◆ **What to work on**
Each line that follows should be printed again exactly as it stands.

-.-.-

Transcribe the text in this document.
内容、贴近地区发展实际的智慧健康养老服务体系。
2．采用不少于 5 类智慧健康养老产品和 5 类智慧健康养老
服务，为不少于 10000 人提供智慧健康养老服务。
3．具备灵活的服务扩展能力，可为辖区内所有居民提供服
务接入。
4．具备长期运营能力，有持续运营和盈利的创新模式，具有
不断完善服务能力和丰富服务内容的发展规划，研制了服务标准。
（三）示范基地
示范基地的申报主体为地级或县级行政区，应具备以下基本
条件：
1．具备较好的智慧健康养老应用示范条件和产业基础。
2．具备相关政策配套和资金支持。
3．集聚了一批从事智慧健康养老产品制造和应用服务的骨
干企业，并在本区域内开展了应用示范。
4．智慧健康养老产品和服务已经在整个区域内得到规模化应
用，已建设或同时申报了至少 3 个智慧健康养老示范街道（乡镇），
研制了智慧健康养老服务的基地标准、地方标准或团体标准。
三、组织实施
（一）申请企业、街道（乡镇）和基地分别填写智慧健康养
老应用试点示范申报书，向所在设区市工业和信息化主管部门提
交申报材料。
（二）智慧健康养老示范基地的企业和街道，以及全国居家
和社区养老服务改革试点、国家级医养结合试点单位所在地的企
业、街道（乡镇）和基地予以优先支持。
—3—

-.-.-

◆ **Expected answer**
Transcribe the text in this document.
内容、贴近地区发展实际的智慧健康养老服务体系。
2．采用不少于 5 类智慧健康养老产品和 5 类智慧健康养老
服务，为不少于 10000 人提供智慧健康养老服务。
3．具备灵活的服务扩展能力，可为辖区内所有居民提供服
务接入。
4．具备长期运营能力，有持续运营和盈利的创新模式，具有
不断完善服务能力和丰富服务内容的发展规划，研制了服务标准。
（三）示范基地
示范基地的申报主体为地级或县级行政区，应具备以下基本
条件：
1．具备较好的智慧健康养老应用示范条件和产业基础。
2．具备相关政策配套和资金支持。
3．集聚了一批从事智慧健康养老产品制造和应用服务的骨
干企业，并在本区域内开展了应用示范。
4．智慧健康养老产品和服务已经在整个区域内得到规模化应
用，已建设或同时申报了至少 3 个智慧健康养老示范街道（乡镇），
研制了智慧健康养老服务的基地标准、地方标准或团体标准。
三、组织实施
（一）申请企业、街道（乡镇）和基地分别填写智慧健康养
老应用试点示范申报书，向所在设区市工业和信息化主管部门提
交申报材料。
（二）智慧健康养老示范基地的企业和街道，以及全国居家
和社区养老服务改革试点、国家级医养结合试点单位所在地的企
业、街道（乡镇）和基地予以优先支持。
—3—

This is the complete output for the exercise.